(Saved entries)
--- START ---
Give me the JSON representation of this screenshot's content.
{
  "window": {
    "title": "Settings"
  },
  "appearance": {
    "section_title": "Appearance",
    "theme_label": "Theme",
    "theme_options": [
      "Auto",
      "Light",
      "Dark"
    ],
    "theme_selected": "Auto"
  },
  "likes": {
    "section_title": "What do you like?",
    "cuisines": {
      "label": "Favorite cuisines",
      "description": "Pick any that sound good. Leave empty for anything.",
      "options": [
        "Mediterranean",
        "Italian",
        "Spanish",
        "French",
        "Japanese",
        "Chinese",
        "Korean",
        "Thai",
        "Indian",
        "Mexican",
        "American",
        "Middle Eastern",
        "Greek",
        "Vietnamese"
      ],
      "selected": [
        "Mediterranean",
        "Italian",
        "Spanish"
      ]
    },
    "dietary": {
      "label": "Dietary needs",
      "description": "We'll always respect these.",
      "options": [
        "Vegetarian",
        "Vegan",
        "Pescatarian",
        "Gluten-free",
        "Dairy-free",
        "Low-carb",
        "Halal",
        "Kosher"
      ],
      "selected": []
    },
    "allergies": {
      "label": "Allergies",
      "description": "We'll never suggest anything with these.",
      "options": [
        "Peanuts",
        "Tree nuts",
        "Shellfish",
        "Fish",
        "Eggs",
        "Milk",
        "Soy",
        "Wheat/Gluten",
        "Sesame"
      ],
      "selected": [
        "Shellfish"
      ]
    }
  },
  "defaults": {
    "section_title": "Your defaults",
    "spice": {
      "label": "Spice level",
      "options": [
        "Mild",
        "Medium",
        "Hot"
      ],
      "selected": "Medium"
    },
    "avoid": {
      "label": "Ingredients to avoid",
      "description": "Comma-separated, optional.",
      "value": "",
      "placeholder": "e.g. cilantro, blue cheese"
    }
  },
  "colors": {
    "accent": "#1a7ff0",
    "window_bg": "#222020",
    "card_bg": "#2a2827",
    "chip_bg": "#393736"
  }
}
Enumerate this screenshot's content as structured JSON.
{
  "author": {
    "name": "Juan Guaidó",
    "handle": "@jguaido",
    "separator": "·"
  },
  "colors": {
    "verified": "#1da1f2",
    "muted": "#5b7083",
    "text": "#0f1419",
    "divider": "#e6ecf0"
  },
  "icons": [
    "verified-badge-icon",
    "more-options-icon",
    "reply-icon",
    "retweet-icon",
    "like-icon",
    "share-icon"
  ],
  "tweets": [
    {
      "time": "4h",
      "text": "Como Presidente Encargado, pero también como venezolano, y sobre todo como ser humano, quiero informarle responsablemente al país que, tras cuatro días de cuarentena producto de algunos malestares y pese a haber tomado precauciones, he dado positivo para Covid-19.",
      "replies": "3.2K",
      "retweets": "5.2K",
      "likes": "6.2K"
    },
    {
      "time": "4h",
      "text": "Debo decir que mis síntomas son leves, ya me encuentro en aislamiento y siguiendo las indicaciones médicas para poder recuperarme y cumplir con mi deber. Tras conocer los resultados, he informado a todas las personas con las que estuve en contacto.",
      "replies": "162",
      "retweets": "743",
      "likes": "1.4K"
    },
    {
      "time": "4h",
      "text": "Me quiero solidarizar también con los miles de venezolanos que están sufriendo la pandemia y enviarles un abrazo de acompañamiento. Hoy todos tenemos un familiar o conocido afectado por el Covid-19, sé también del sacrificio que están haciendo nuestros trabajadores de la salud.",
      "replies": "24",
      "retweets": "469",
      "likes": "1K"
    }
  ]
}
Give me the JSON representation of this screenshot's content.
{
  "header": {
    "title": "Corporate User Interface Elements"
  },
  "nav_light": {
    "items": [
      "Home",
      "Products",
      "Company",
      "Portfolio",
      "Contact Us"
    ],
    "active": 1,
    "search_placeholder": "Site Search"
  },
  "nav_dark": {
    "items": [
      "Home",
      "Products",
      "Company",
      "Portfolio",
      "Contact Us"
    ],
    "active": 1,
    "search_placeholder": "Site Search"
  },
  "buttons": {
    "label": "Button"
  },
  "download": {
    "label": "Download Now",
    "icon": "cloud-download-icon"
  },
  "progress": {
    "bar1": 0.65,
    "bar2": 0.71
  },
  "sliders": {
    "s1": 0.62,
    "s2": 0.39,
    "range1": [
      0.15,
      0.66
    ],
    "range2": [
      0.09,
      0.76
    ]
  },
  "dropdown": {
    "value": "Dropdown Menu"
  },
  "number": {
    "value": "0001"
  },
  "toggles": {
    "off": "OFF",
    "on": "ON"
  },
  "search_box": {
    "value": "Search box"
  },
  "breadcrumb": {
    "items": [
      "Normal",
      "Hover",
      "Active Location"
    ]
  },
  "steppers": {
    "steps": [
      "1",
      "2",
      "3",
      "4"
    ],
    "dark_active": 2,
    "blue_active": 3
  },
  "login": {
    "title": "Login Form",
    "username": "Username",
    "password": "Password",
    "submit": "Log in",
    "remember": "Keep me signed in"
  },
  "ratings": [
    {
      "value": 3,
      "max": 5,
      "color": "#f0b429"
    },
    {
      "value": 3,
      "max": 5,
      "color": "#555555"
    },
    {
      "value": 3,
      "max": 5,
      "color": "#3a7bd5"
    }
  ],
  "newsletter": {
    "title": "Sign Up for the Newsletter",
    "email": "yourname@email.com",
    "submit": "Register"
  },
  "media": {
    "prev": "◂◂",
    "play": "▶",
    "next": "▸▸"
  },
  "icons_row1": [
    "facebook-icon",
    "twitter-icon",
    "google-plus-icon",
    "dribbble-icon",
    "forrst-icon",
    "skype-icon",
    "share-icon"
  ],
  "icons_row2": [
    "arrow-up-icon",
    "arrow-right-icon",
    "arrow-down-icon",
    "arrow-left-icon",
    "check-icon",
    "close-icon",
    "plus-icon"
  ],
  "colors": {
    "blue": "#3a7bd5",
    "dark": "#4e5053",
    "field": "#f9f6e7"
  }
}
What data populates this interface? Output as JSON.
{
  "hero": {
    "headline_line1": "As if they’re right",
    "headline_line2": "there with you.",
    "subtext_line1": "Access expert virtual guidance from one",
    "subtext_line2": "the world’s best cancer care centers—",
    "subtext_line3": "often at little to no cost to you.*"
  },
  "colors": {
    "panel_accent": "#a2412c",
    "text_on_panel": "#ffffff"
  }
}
--- END ---
- **WRITTEN PROBLEM**: All of the entries must be quoted exactly; please include each one.

- **THE RESPONSE**:
Give me the JSON representation of this screenshot's content.
{
  "window": {
    "title": "Settings"
  },
  "appearance": {
    "section_title": "Appearance",
    "theme_label": "Theme",
    "theme_options": [
      "Auto",
      "Light",
      "Dark"
    ],
    "theme_selected": "Auto"
  },
  "likes": {
    "section_title": "What do you like?",
    "cuisines": {
      "label": "Favorite cuisines",
      "description": "Pick any that sound good. Leave empty for anything.",
      "options": [
        "Mediterranean",
        "Italian",
        "Spanish",
        "French",
        "Japanese",
        "Chinese",
        "Korean",
        "Thai",
        "Indian",
        "Mexican",
        "American",
        "Middle Eastern",
        "Greek",
        "Vietnamese"
      ],
      "selected": [
        "Mediterranean",
        "Italian",
        "Spanish"
      ]
    },
    "dietary": {
      "label": "Dietary needs",
      "description": "We'll always respect these.",
      "options": [
        "Vegetarian",
        "Vegan",
        "Pescatarian",
        "Gluten-free",
        "Dairy-free",
        "Low-carb",
        "Halal",
        "Kosher"
      ],
      "selected": []
    },
    "allergies": {
      "label": "Allergies",
      "description": "We'll never suggest anything with these.",
      "options": [
        "Peanuts",
        "Tree nuts",
        "Shellfish",
        "Fish",
        "Eggs",
        "Milk",
        "Soy",
        "Wheat/Gluten",
        "Sesame"
      ],
      "selected": [
        "Shellfish"
      ]
    }
  },
  "defaults": {
    "section_title": "Your defaults",
    "spice": {
      "label": "Spice level",
      "options": [
        "Mild",
        "Medium",
        "Hot"
      ],
      "selected": "Medium"
    },
    "avoid": {
      "label": "Ingredients to avoid",
      "description": "Comma-separated, optional.",
      "value": "",
      "placeholder": "e.g. cilantro, blue cheese"
    }
  },
  "colors": {
    "accent": "#1a7ff0",
    "window_bg": "#222020",
    "card_bg": "#2a2827",
    "chip_bg": "#393736"
  }
}
Enumerate this screenshot's content as structured JSON.
{
  "author": {
    "name": "Juan Guaidó",
    "handle": "@jguaido",
    "separator": "·"
  },
  "colors": {
    "verified": "#1da1f2",
    "muted": "#5b7083",
    "text": "#0f1419",
    "divider": "#e6ecf0"
  },
  "icons": [
    "verified-badge-icon",
    "more-options-icon",
    "reply-icon",
    "retweet-icon",
    "like-icon",
    "share-icon"
  ],
  "tweets": [
    {
      "time": "4h",
      "text": "Como Presidente Encargado, pero también como venezolano, y sobre todo como ser humano, quiero informarle responsablemente al país que, tras cuatro días de cuarentena producto de algunos malestares y pese a haber tomado precauciones, he dado positivo para Covid-19.",
      "replies": "3.2K",
      "retweets": "5.2K",
      "likes": "6.2K"
    },
    {
      "time": "4h",
      "text": "Debo decir que mis síntomas son leves, ya me encuentro en aislamiento y siguiendo las indicaciones médicas para poder recuperarme y cumplir con mi deber. Tras conocer los resultados, he informado a todas las personas con las que estuve en contacto.",
      "replies": "162",
      "retweets": "743",
      "likes": "1.4K"
    },
    {
      "time": "4h",
      "text": "Me quiero solidarizar también con los miles de venezolanos que están sufriendo la pandemia y enviarles un abrazo de acompañamiento. Hoy todos tenemos un familiar o conocido afectado por el Covid-19, sé también del sacrificio que están haciendo nuestros trabajadores de la salud.",
      "replies": "24",
      "retweets": "469",
      "likes": "1K"
    }
  ]
}
Give me the JSON representation of this screenshot's content.
{
  "header": {
    "title": "Corporate User Interface Elements"
  },
  "nav_light": {
    "items": [
      "Home",
      "Products",
      "Company",
      "Portfolio",
      "Contact Us"
    ],
    "active": 1,
    "search_placeholder": "Site Search"
  },
  "nav_dark": {
    "items": [
      "Home",
      "Products",
      "Company",
      "Portfolio",
      "Contact Us"
    ],
    "active": 1,
    "search_placeholder": "Site Search"
  },
  "buttons": {
    "label": "Button"
  },
  "download": {
    "label": "Download Now",
    "icon": "cloud-download-icon"
  },
  "progress": {
    "bar1": 0.65,
    "bar2": 0.71
  },
  "sliders": {
    "s1": 0.62,
    "s2": 0.39,
    "range1": [
      0.15,
      0.66
    ],
    "range2": [
      0.09,
      0.76
    ]
  },
  "dropdown": {
    "value": "Dropdown Menu"
  },
  "number": {
    "value": "0001"
  },
  "toggles": {
    "off": "OFF",
    "on": "ON"
  },
  "search_box": {
    "value": "Search box"
  },
  "breadcrumb": {
    "items": [
      "Normal",
      "Hover",
      "Active Location"
    ]
  },
  "steppers": {
    "steps": [
      "1",
      "2",
      "3",
      "4"
    ],
    "dark_active": 2,
    "blue_active": 3
  },
  "login": {
    "title": "Login Form",
    "username": "Username",
    "password": "Password",
    "submit": "Log in",
    "remember": "Keep me signed in"
  },
  "ratings": [
    {
      "value": 3,
      "max": 5,
      "color": "#f0b429"
    },
    {
      "value": 3,
      "max": 5,
      "color": "#555555"
    },
    {
      "value": 3,
      "max": 5,
      "color": "#3a7bd5"
    }
  ],
  "newsletter": {
    "title": "Sign Up for the Newsletter",
    "email": "yourname@email.com",
    "submit": "Register"
  },
  "media": {
    "prev": "◂◂",
    "play": "▶",
    "next": "▸▸"
  },
  "icons_row1": [
    "facebook-icon",
    "twitter-icon",
    "google-plus-icon",
    "dribbble-icon",
    "forrst-icon",
    "skype-icon",
    "share-icon"
  ],
  "icons_row2": [
    "arrow-up-icon",
    "arrow-right-icon",
    "arrow-down-icon",
    "arrow-left-icon",
    "check-icon",
    "close-icon",
    "plus-icon"
  ],
  "colors": {
    "blue": "#3a7bd5",
    "dark": "#4e5053",
    "field": "#f9f6e7"
  }
}
What data populates this interface? Output as JSON.
{
  "hero": {
    "headline_line1": "As if they’re right",
    "headline_line2": "there with you.",
    "subtext_line1": "Access expert virtual guidance from one",
    "subtext_line2": "the world’s best cancer care centers—",
    "subtext_line3": "often at little to no cost to you.*"
  },
  "colors": {
    "panel_accent": "#a2412c",
    "text_on_panel": "#ffffff"
  }
}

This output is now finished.